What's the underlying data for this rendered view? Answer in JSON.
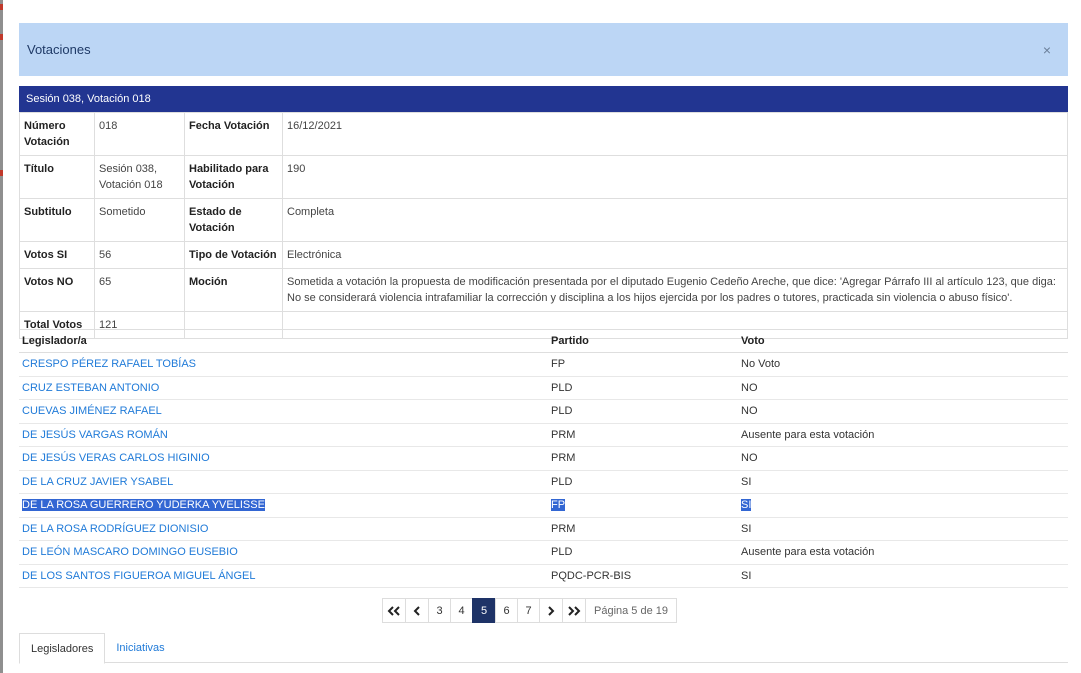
{
  "modal": {
    "title": "Votaciones",
    "close_label": "×"
  },
  "session": {
    "header": "Sesión 038, Votación 018"
  },
  "info": {
    "numero_label": "Número Votación",
    "numero_value": "018",
    "fecha_label": "Fecha Votación",
    "fecha_value": "16/12/2021",
    "titulo_label": "Título",
    "titulo_value": "Sesión 038, Votación 018",
    "habilitado_label": "Habilitado para Votación",
    "habilitado_value": "190",
    "subtitulo_label": "Subtitulo",
    "subtitulo_value": "Sometido",
    "estado_label": "Estado de Votación",
    "estado_value": "Completa",
    "votos_si_label": "Votos SI",
    "votos_si_value": "56",
    "tipo_label": "Tipo de Votación",
    "tipo_value": "Electrónica",
    "votos_no_label": "Votos NO",
    "votos_no_value": "65",
    "mocion_label": "Moción",
    "mocion_value": "Sometida a votación la propuesta de modificación presentada por el diputado Eugenio Cedeño Areche, que dice: 'Agregar Párrafo III al artículo 123, que diga: No se considerará violencia intrafamiliar la corrección y disciplina a los hijos ejercida por los padres o tutores, practicada sin violencia o abuso físico'.",
    "total_label": "Total Votos",
    "total_value": "121"
  },
  "legislators": {
    "headers": {
      "name": "Legislador/a",
      "party": "Partido",
      "vote": "Voto"
    },
    "rows": [
      {
        "name": "CRESPO PÉREZ RAFAEL TOBÍAS",
        "party": "FP",
        "vote": "No Voto"
      },
      {
        "name": "CRUZ ESTEBAN ANTONIO",
        "party": "PLD",
        "vote": "NO"
      },
      {
        "name": "CUEVAS JIMÉNEZ RAFAEL",
        "party": "PLD",
        "vote": "NO"
      },
      {
        "name": "DE JESÚS VARGAS ROMÁN",
        "party": "PRM",
        "vote": "Ausente para esta votación"
      },
      {
        "name": "DE JESÚS VERAS CARLOS HIGINIO",
        "party": "PRM",
        "vote": "NO"
      },
      {
        "name": "DE LA CRUZ JAVIER YSABEL",
        "party": "PLD",
        "vote": "SI"
      },
      {
        "name": "DE LA ROSA GUERRERO YUDERKA YVELISSE",
        "party": "FP",
        "vote": "SI"
      },
      {
        "name": "DE LA ROSA RODRÍGUEZ DIONISIO",
        "party": "PRM",
        "vote": "SI"
      },
      {
        "name": "DE LEÓN MASCARO DOMINGO EUSEBIO",
        "party": "PLD",
        "vote": "Ausente para esta votación"
      },
      {
        "name": "DE LOS SANTOS FIGUEROA MIGUEL ÁNGEL",
        "party": "PQDC-PCR-BIS",
        "vote": "SI"
      }
    ]
  },
  "pagination": {
    "first": "«",
    "prev": "‹",
    "next": "›",
    "last": "»",
    "pages": [
      "3",
      "4",
      "5",
      "6",
      "7"
    ],
    "current": "5",
    "label": "Página 5 de 19"
  },
  "tabs": [
    {
      "label": "Legisladores"
    },
    {
      "label": "Iniciativas"
    }
  ],
  "colors": {
    "header_bg": "#bcd6f5",
    "session_bar": "#223591",
    "link": "#1f7ad8",
    "active_page": "#1e3367",
    "selection": "#3266d3"
  }
}
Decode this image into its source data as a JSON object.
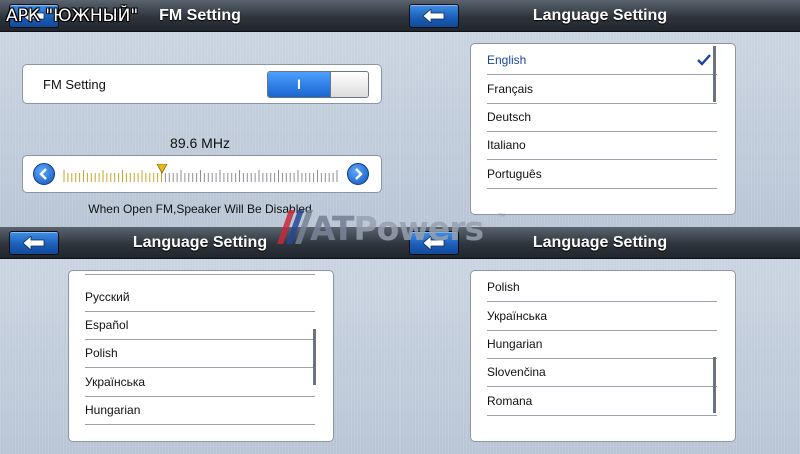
{
  "watermark": "АРК \"ЮЖНЫЙ\"",
  "logo": {
    "first": "AT",
    "rest": "Powers",
    "mark": "™"
  },
  "fm_panel": {
    "title": "FM Setting",
    "fm_label": "FM Setting",
    "toggle_on_label": "I",
    "frequency": "89.6 MHz",
    "slider_level": 0.36,
    "note": "When Open FM,Speaker Will Be Disabled"
  },
  "lang_panel_1": {
    "title": "Language Setting",
    "items": [
      "English",
      "Français",
      "Deutsch",
      "Italiano",
      "Português"
    ],
    "selected": "English"
  },
  "lang_panel_2": {
    "title": "Language Setting",
    "items": [
      "Русский",
      "Español",
      "Polish",
      "Українська",
      "Hungarian"
    ]
  },
  "lang_panel_3": {
    "title": "Language Setting",
    "items": [
      "Polish",
      "Українська",
      "Hungarian",
      "Slovenčina",
      "Romana"
    ]
  },
  "icons": {
    "back": "back-arrow-icon",
    "prev": "left-arrow-icon",
    "next": "right-arrow-icon",
    "check": "check-icon"
  },
  "colors": {
    "accent": "#1b64d0",
    "header": "#2e353d",
    "selected_text": "#1a46a0"
  }
}
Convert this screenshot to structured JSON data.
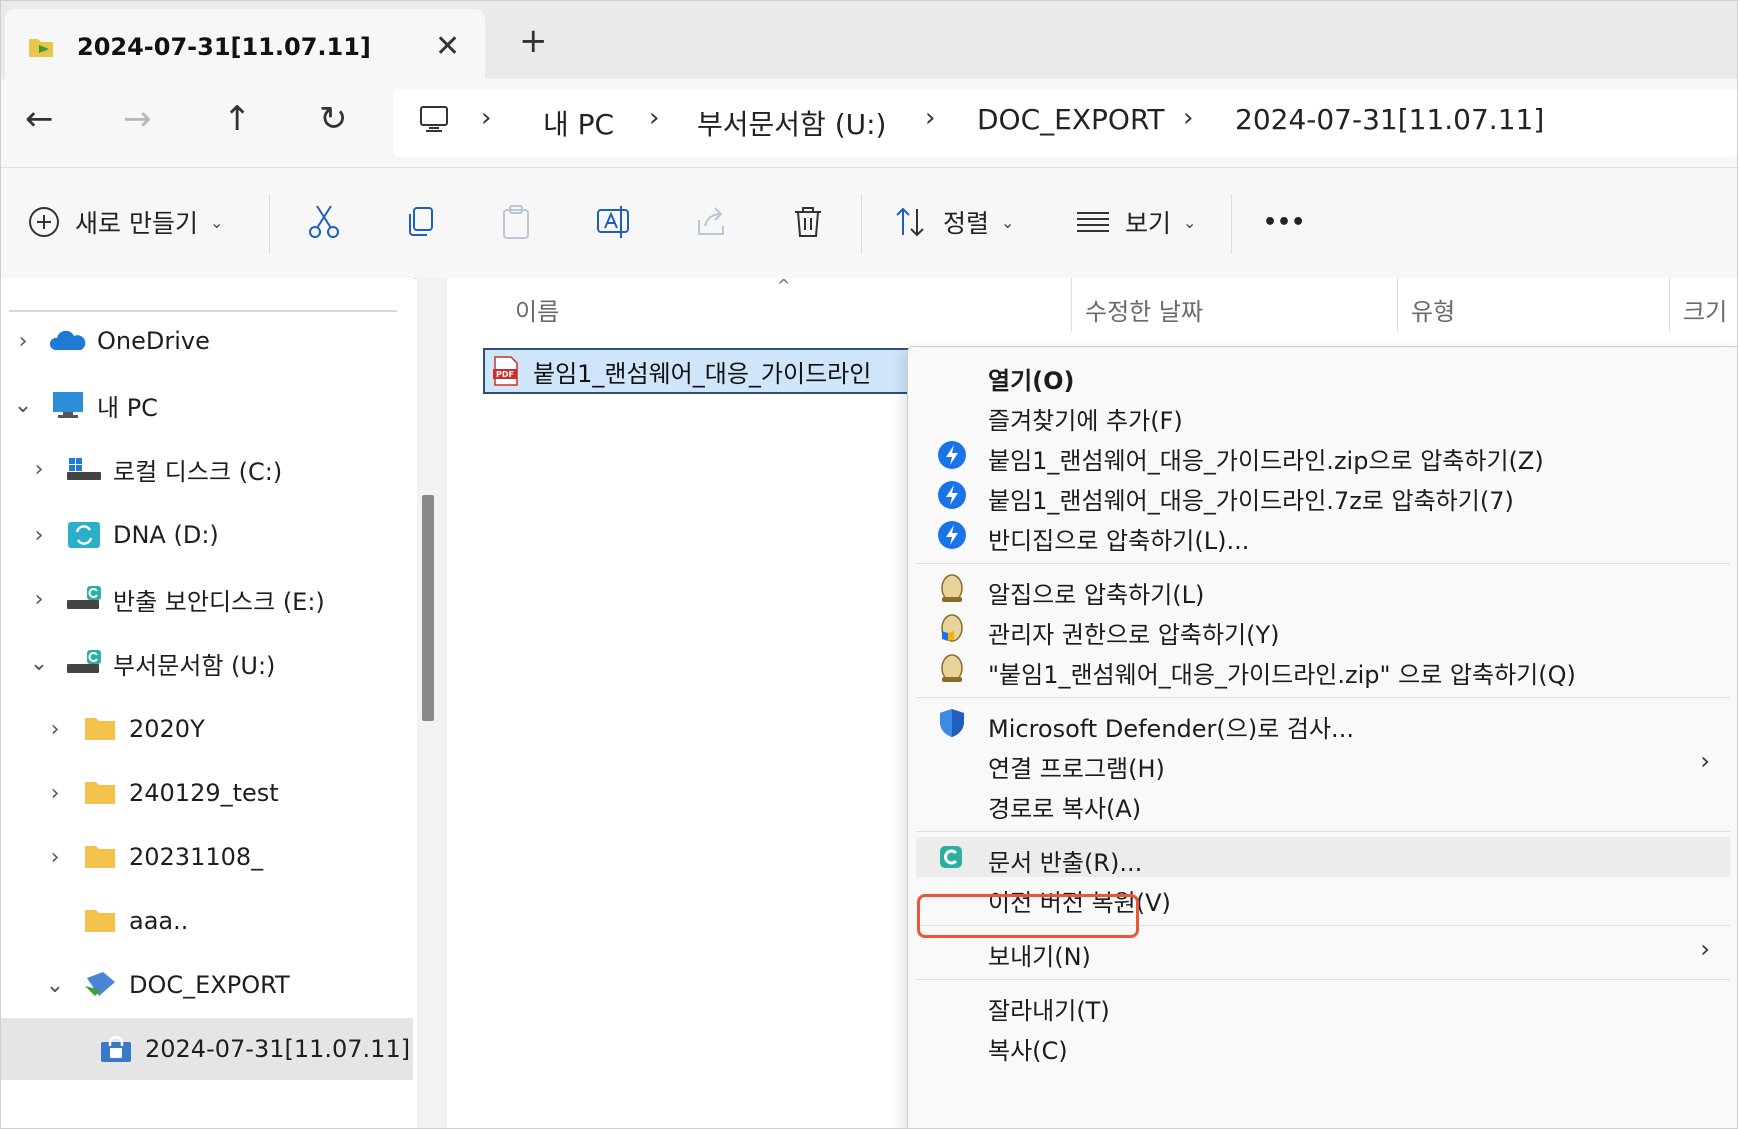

—————

Stated task - Locate the word "ROSA" in the data above. Copy every line carrying it.

Final result -
        "name": "DE LA ROSA GUERRERO YUDERKA YVELISSE",
        "name": "DE LA ROSA RODRÍGUEZ DIONISIO",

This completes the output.